§ **Problem to solve**
Below is a block of records; return all of them exactly, but without the images.
** BEGIN Input rows **
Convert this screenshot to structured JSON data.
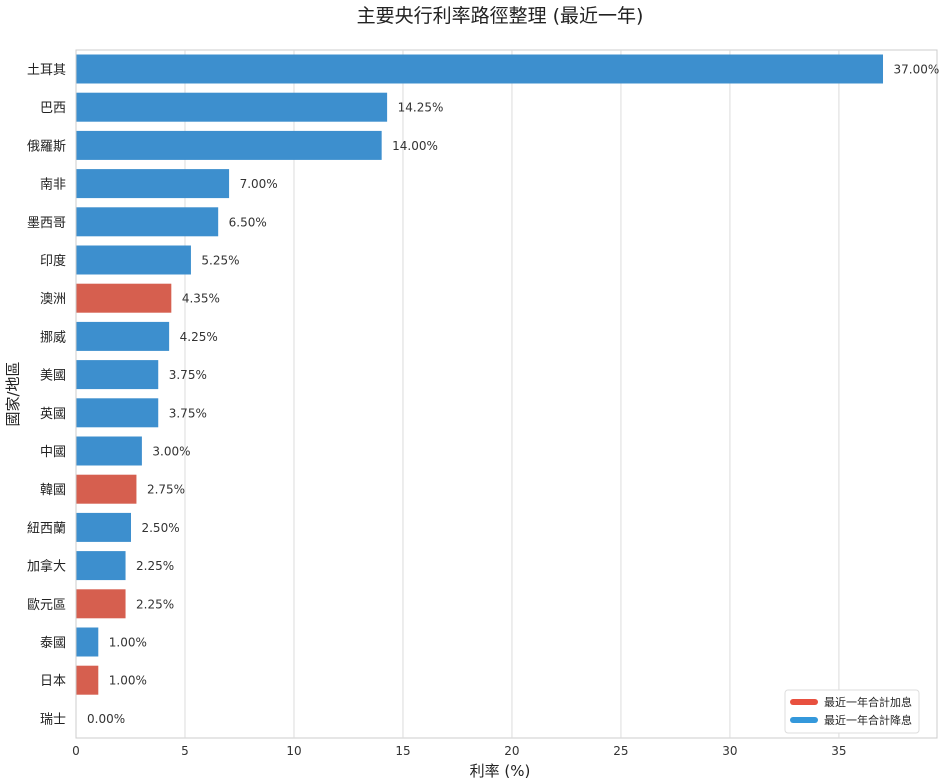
{
  "chart_data": {
    "type": "bar",
    "orientation": "horizontal",
    "title": "主要央行利率路徑整理 (最近一年)",
    "xlabel": "利率 (%)",
    "ylabel": "國家/地區",
    "xlim": [
      0,
      39.5
    ],
    "xticks": [
      0,
      5,
      10,
      15,
      20,
      25,
      30,
      35
    ],
    "grid": "vertical",
    "legend_position": "bottom-right",
    "series_colors": {
      "hike": "#d65f4f",
      "cut": "#3d8fce"
    },
    "legend": [
      {
        "key": "hike",
        "label": "最近一年合計加息",
        "color": "#e8503f"
      },
      {
        "key": "cut",
        "label": "最近一年合計降息",
        "color": "#3498db"
      }
    ],
    "categories": [
      "土耳其",
      "巴西",
      "俄羅斯",
      "南非",
      "墨西哥",
      "印度",
      "澳洲",
      "挪威",
      "美國",
      "英國",
      "中國",
      "韓國",
      "紐西蘭",
      "加拿大",
      "歐元區",
      "泰國",
      "日本",
      "瑞士"
    ],
    "values": [
      37.0,
      14.25,
      14.0,
      7.0,
      6.5,
      5.25,
      4.35,
      4.25,
      3.75,
      3.75,
      3.0,
      2.75,
      2.5,
      2.25,
      2.25,
      1.0,
      1.0,
      0.0
    ],
    "value_labels": [
      "37.00%",
      "14.25%",
      "14.00%",
      "7.00%",
      "6.50%",
      "5.25%",
      "4.35%",
      "4.25%",
      "3.75%",
      "3.75%",
      "3.00%",
      "2.75%",
      "2.50%",
      "2.25%",
      "2.25%",
      "1.00%",
      "1.00%",
      "0.00%"
    ],
    "direction": [
      "cut",
      "cut",
      "cut",
      "cut",
      "cut",
      "cut",
      "hike",
      "cut",
      "cut",
      "cut",
      "cut",
      "hike",
      "cut",
      "cut",
      "hike",
      "cut",
      "hike",
      "cut"
    ]
  }
}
** END Input rows **
§ **Complete output**
Convert this screenshot to structured JSON data.
{
  "chart_data": {
    "type": "bar",
    "orientation": "horizontal",
    "title": "主要央行利率路徑整理 (最近一年)",
    "xlabel": "利率 (%)",
    "ylabel": "國家/地區",
    "xlim": [
      0,
      39.5
    ],
    "xticks": [
      0,
      5,
      10,
      15,
      20,
      25,
      30,
      35
    ],
    "grid": "vertical",
    "legend_position": "bottom-right",
    "series_colors": {
      "hike": "#d65f4f",
      "cut": "#3d8fce"
    },
    "legend": [
      {
        "key": "hike",
        "label": "最近一年合計加息",
        "color": "#e8503f"
      },
      {
        "key": "cut",
        "label": "最近一年合計降息",
        "color": "#3498db"
      }
    ],
    "categories": [
      "土耳其",
      "巴西",
      "俄羅斯",
      "南非",
      "墨西哥",
      "印度",
      "澳洲",
      "挪威",
      "美國",
      "英國",
      "中國",
      "韓國",
      "紐西蘭",
      "加拿大",
      "歐元區",
      "泰國",
      "日本",
      "瑞士"
    ],
    "values": [
      37.0,
      14.25,
      14.0,
      7.0,
      6.5,
      5.25,
      4.35,
      4.25,
      3.75,
      3.75,
      3.0,
      2.75,
      2.5,
      2.25,
      2.25,
      1.0,
      1.0,
      0.0
    ],
    "value_labels": [
      "37.00%",
      "14.25%",
      "14.00%",
      "7.00%",
      "6.50%",
      "5.25%",
      "4.35%",
      "4.25%",
      "3.75%",
      "3.75%",
      "3.00%",
      "2.75%",
      "2.50%",
      "2.25%",
      "2.25%",
      "1.00%",
      "1.00%",
      "0.00%"
    ],
    "direction": [
      "cut",
      "cut",
      "cut",
      "cut",
      "cut",
      "cut",
      "hike",
      "cut",
      "cut",
      "cut",
      "cut",
      "hike",
      "cut",
      "cut",
      "hike",
      "cut",
      "hike",
      "cut"
    ]
  }
}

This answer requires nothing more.